Required task
Keep every line where the word "parlak" appears; drop the rest.

--- Information supplied ---

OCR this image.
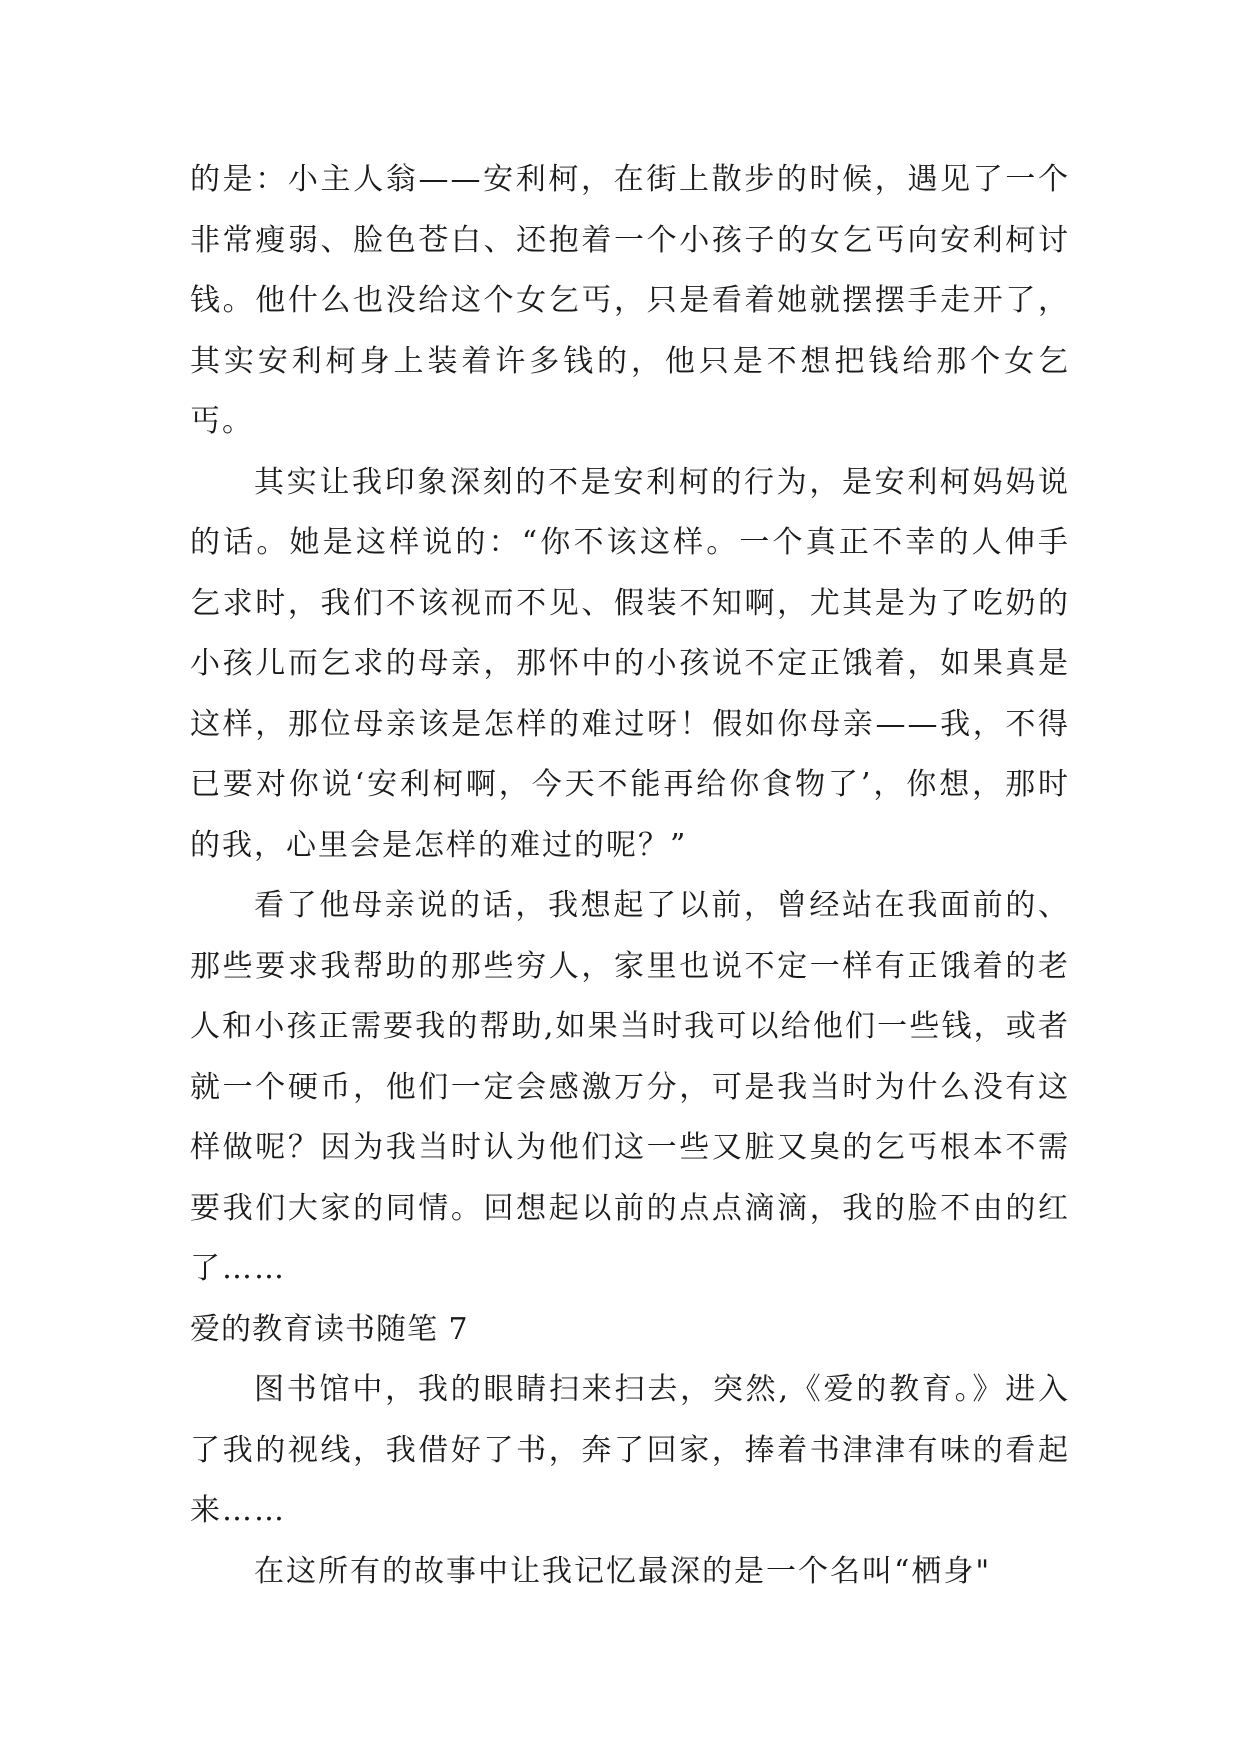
的是：小主人翁——安利柯，在街上散步的时候，遇见了一个非常瘦弱、脸色苍白、还抱着一个小孩子的女乞丐向安利柯讨钱。他什么也没给这个女乞丐，只是看着她就摆摆手走开了，其实安利柯身上装着许多钱的，他只是不想把钱给那个女乞丐。

其实让我印象深刻的不是安利柯的行为，是安利柯妈妈说的话。她是这样说的：“你不该这样。一个真正不幸的人伸手乞求时，我们不该视而不见、假装不知啊，尤其是为了吃奶的小孩儿而乞求的母亲，那怀中的小孩说不定正饿着，如果真是这样，那位母亲该是怎样的难过呀！假如你母亲——我，不得已要对你说‘安利柯啊，今天不能再给你食物了’，你想，那时的我，心里会是怎样的难过的呢？”

看了他母亲说的话，我想起了以前，曾经站在我面前的、那些要求我帮助的那些穷人，家里也说不定一样有正饿着的老人和小孩正需要我的帮助,如果当时我可以给他们一些钱，或者就一个硬币，他们一定会感激万分，可是我当时为什么没有这样做呢？因为我当时认为他们这一些又脏又臭的乞丐根本不需要我们大家的同情。回想起以前的点点滴滴，我的脸不由的红了……

爱的教育读书随笔 7

图书馆中，我的眼睛扫来扫去，突然,《爱的教育。》进入了我的视线，我借好了书，奔了回家，捧着书津津有味的看起来……

在这所有的故事中让我记忆最深的是一个名叫“栖身"
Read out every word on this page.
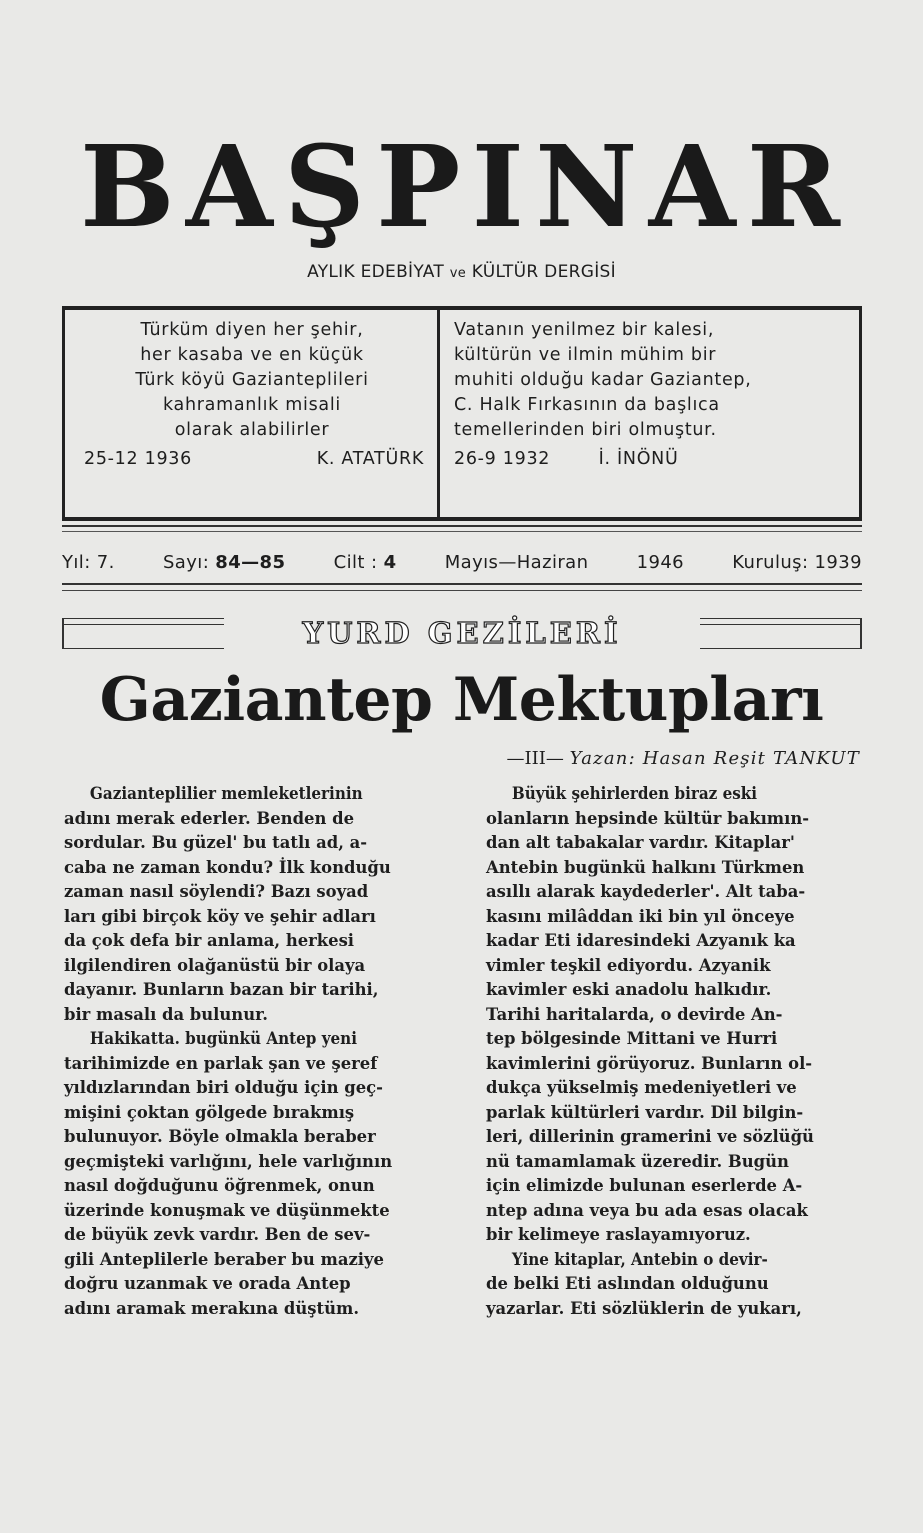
B A Ş P I N A R
AYLIK EDEBİYAT ve KÜLTÜR DERGİSİ

Türküm diyen her şehir,

her kasaba ve en küçük

Türk köyü Gazianteplileri

kahramanlık misali

olarak alabilirler

25-12 1936	K. ATATÜRK

Vatanın yenilmez bir kalesi,

kültürün ve ilmin mühim bir

muhiti olduğu kadar Gaziantep,

C. Halk Fırkasının da başlıca

temellerinden biri olmuştur.

26-9 1932	İ. İNÖNÜ

Yıl: 7.	Sayı: 84—85	Cilt : 4	Mayıs—Haziran	1946	Kuruluş: 1939
YURD GEZİLERİ
Gaziantep Mektupları
—III— Yazan: Hasan Reşit TANKUT

Gazianteplilier memleketlerinin

adını merak ederler. Benden de

sordular. Bu güzel' bu tatlı ad, a-

caba ne zaman kondu? İlk konduğu

zaman nasıl söylendi? Bazı soyad

ları gibi birçok köy ve şehir adları

da çok defa bir anlama, herkesi

ilgilendiren olağanüstü bir olaya

dayanır. Bunların bazan bir tarihi,

bir masalı da bulunur.

Hakikatta. bugünkü Antep yeni

tarihimizde en parlak şan ve şeref

yıldızlarından biri olduğu için geç-

mişini çoktan gölgede bırakmış

bulunuyor. Böyle olmakla beraber

geçmişteki varlığını, hele varlığının

nasıl doğduğunu öğrenmek, onun

üzerinde konuşmak ve düşünmekte

de büyük zevk vardır. Ben de sev-

gili Anteplilerle beraber bu maziye

doğru uzanmak ve orada Antep

adını aramak merakına düştüm.

Büyük şehirlerden biraz eski

olanların hepsinde kültür bakımın-

dan alt tabakalar vardır. Kitaplar'

Antebin bugünkü halkını Türkmen

asıllı alarak kaydederler'. Alt taba-

kasını milâddan iki bin yıl önceye

kadar Eti idaresindeki Azyanık ka

vimler teşkil ediyordu. Azyanik

kavimler eski anadolu halkıdır.

Tarihi haritalarda, o devirde An-

tep bölgesinde Mittani ve Hurri

kavimlerini görüyoruz. Bunların ol-

dukça yükselmiş medeniyetleri ve

parlak kültürleri vardır. Dil bilgin-

leri, dillerinin gramerini ve sözlüğü

nü tamamlamak üzeredir. Bugün

için elimizde bulunan eserlerde A-

ntep adına veya bu ada esas olacak

bir kelimeye raslayamıyoruz.

Yine kitaplar, Antebin o devir-

de belki Eti aslından olduğunu

yazarlar. Eti sözlüklerin de yukarı,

---

Solved exercise
tarihimizde en parlak şan ve şeref
parlak kültürleri vardır. Dil bilgin-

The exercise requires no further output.